* Exercise *
Reproduce each record below exactly as written.

* Recorded data *

• • • •

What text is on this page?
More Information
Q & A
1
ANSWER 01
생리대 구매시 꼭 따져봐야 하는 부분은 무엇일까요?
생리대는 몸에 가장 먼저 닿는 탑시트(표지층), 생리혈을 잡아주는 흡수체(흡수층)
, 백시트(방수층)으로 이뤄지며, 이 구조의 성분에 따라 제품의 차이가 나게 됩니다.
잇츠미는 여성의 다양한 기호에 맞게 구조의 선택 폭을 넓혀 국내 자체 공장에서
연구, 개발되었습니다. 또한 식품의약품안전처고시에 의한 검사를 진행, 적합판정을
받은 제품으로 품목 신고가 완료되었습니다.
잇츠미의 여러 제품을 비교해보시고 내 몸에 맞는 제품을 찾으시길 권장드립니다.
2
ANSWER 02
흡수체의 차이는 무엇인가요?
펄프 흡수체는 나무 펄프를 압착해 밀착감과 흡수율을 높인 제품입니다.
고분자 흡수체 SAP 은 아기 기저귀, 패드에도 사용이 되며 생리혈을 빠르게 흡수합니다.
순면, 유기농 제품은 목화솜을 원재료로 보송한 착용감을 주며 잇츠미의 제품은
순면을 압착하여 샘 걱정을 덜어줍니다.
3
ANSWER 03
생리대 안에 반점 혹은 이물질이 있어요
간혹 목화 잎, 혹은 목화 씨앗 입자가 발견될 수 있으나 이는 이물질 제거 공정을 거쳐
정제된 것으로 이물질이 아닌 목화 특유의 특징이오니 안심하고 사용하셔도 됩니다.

• • • •

* Worked solution *
What text is on this page?
More Information
Q & A
1
ANSWER 01
생리대 구매시 꼭 따져봐야 하는 부분은 무엇일까요?
생리대는 몸에 가장 먼저 닿는 탑시트(표지층), 생리혈을 잡아주는 흡수체(흡수층)
, 백시트(방수층)으로 이뤄지며, 이 구조의 성분에 따라 제품의 차이가 나게 됩니다.
잇츠미는 여성의 다양한 기호에 맞게 구조의 선택 폭을 넓혀 국내 자체 공장에서
연구, 개발되었습니다. 또한 식품의약품안전처고시에 의한 검사를 진행, 적합판정을
받은 제품으로 품목 신고가 완료되었습니다.
잇츠미의 여러 제품을 비교해보시고 내 몸에 맞는 제품을 찾으시길 권장드립니다.
2
ANSWER 02
흡수체의 차이는 무엇인가요?
펄프 흡수체는 나무 펄프를 압착해 밀착감과 흡수율을 높인 제품입니다.
고분자 흡수체 SAP 은 아기 기저귀, 패드에도 사용이 되며 생리혈을 빠르게 흡수합니다.
순면, 유기농 제품은 목화솜을 원재료로 보송한 착용감을 주며 잇츠미의 제품은
순면을 압착하여 샘 걱정을 덜어줍니다.
3
ANSWER 03
생리대 안에 반점 혹은 이물질이 있어요
간혹 목화 잎, 혹은 목화 씨앗 입자가 발견될 수 있으나 이는 이물질 제거 공정을 거쳐
정제된 것으로 이물질이 아닌 목화 특유의 특징이오니 안심하고 사용하셔도 됩니다.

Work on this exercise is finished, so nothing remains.